問題 A
一覧のうち、「bar-flandre-femme[interactable] [266, 430, 314, 608]」を含む行から始まり「bar-belgique-homme[interactable] [926, 337, 975, 608]」を含む行で終わる部分を、空行を除いた番号付きリストに書き直すとどうなりますか？

出典本文
______________________________

このページは、2019年3月に保存されたアーカイブです。最新の内容ではない場合がありますのでご注意ください

西海のうず潮跨ぐ 銀色のアーチ        「長崎県」の目次へ

 初代の西海橋は、大村湾口の針尾瀬戸に、昭和30年(1955) 架橋された固定式アーチ橋で、アーチ間216mは建設当時、東洋一。世界第3位やった。

 完成した途端に、アーチの美しさと公園の桜、うず潮などの条件が揃うとって、あっという間に長崎の一大観光地になった。



 自殺の名所としても有名になったため、のちには飛び込み防止のネットがつけられたほどやった。 


 西海橋。正式には鋼道路橋・上路式鋼ブレースドリブ固定アーチていうとゲナ。全長316m。アーチの径間216m。海面からの高さ43m。巾7.5m。初めは有料道路やったけど、昭和45年(1970)からタダになった。15年間で元取ったていう訳。





















 西海橋が架かっとる針尾(伊ノ浦)の瀬戸は、佐世保、大村両湾の満潮、干潮の時間が、約3時間もずれるために潮の流れが速く
「うず潮」が起こる。

 潮の流れは最大で9ノット(時速約17キロ)うず潮の直径は、最大で10mにもなる。橋がでけた当時の大潮の時期には、観光客が押し寄せて、その人気は大変なもんやった。「深く巻いては沈み、大きく浮かんでは消える」ていえば、なんか文学的バッテン、大小のうず潮は、いつ見ても引き込まれそうで、いつまで見ても飽きん。うず潮の起こらん穏やかな時間帯は、絶好の釣り場になっとった。

 50年経っても旧西海橋は美しか。

 こんどでけた新西海橋よりも凛として見える。

 それもそのはず、この橋で成功したもんやケン、1962年の 若戸大橋、1973年の関門大橋、本四架橋などが次々に作られていったとタイ。

 いうならば、日本の近代橋梁の元祖みたいな記念すべき橋よ。


 橋がでけた翌年の、昭和31年(1956)には、東宝映画の「空の大怪獣ラドン」にさっそく西海橋が出てきて、ラドンにヒチャガチャくずされてしまう設定やった。

______________________________

課題資料
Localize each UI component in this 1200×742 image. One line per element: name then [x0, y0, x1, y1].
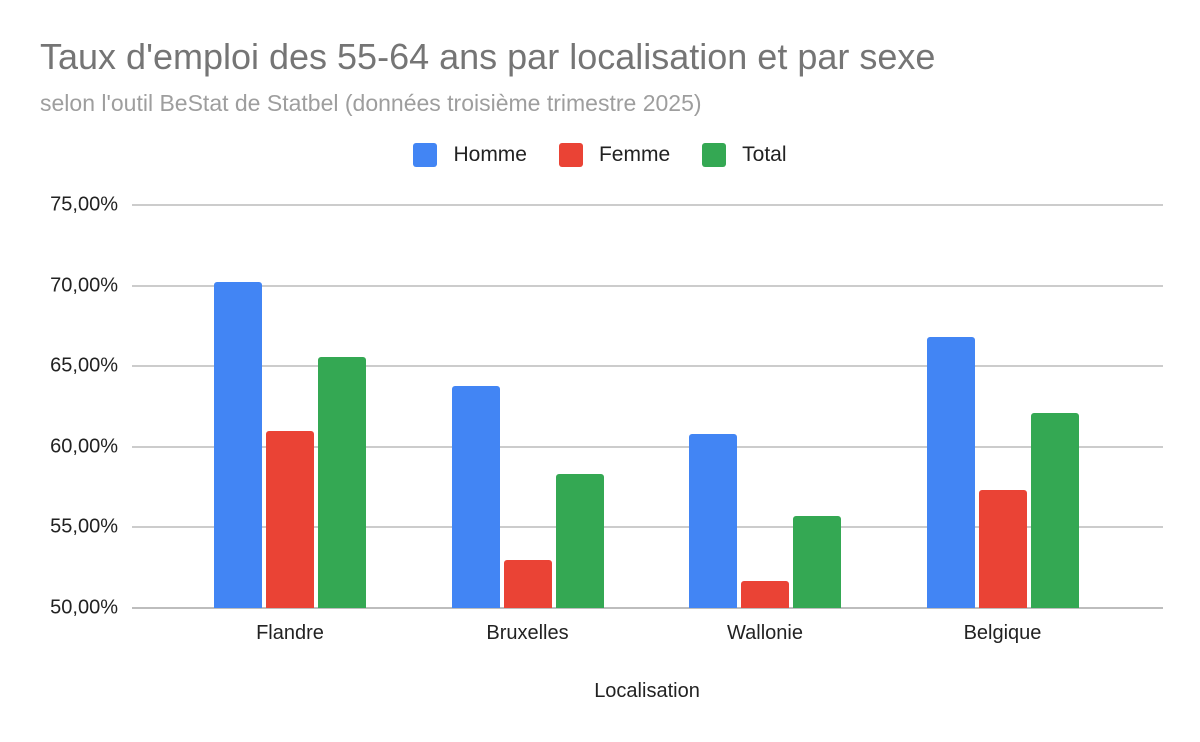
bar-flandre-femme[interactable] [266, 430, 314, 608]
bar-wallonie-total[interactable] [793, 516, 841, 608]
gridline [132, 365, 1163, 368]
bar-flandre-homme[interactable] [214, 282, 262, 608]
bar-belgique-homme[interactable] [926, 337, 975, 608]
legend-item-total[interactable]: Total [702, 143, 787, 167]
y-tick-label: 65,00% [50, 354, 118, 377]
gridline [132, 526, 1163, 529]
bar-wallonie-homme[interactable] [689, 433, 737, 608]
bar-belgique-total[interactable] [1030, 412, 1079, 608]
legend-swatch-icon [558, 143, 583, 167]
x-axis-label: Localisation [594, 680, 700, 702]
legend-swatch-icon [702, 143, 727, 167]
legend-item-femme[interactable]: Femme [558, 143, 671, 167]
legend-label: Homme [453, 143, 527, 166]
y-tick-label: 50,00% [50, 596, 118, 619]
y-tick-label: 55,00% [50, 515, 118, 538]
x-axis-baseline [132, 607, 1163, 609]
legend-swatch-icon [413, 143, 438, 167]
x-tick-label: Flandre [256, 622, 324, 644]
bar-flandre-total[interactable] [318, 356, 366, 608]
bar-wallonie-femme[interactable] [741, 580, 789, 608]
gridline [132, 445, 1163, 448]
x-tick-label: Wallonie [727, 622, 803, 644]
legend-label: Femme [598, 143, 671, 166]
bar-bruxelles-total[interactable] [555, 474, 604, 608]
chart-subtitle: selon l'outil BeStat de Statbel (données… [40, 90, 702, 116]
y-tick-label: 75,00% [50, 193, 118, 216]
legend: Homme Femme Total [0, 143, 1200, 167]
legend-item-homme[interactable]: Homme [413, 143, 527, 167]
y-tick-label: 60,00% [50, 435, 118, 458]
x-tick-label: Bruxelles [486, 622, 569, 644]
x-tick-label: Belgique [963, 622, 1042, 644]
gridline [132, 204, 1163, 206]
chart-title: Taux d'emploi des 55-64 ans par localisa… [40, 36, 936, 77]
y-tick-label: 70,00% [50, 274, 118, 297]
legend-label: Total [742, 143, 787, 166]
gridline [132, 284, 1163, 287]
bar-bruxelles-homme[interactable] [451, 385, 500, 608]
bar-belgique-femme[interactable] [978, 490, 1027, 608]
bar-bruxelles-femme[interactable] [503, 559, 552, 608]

______________________________

問題 B
西海橋についての本文のうち、「潮の流れは最大で9ノット(時」から始まり「次々に作られていったとタイ。」で終わる部分を、「うず潮」を「渦潮」と呼び替えて示すとどうなりますか？

正解 A
1. bar-flandre-femme[interactable] [266, 430, 314, 608]
2. bar-wallonie-total[interactable] [793, 516, 841, 608]
3. gridline [132, 365, 1163, 368]
4. bar-flandre-homme[interactable] [214, 282, 262, 608]
5. bar-belgique-homme[interactable] [926, 337, 975, 608]

正解 B
潮の流れは最大で9ノット(時速約17キロ)渦潮の直径は、最大で10mにもなる。橋がでけた当時の大潮の時期には、観光客が押し寄せて、その人気は大変なもんやった。「深く巻いては沈み、大きく浮かんでは消える」ていえば、なんか文学的バッテン、大小の渦潮は、いつ見ても引き込まれそうで、いつまで見ても飽きん。渦潮の起こらん穏やかな時間帯は、絶好の釣り場になっとった。

 50年経っても旧西海橋は美しか。

 こんどでけた新西海橋よりも凛として見える。

 それもそのはず、この橋で成功したもんやケン、1962年の 若戸大橋、1973年の関門大橋、本四架橋などが次々に作られていったとタイ。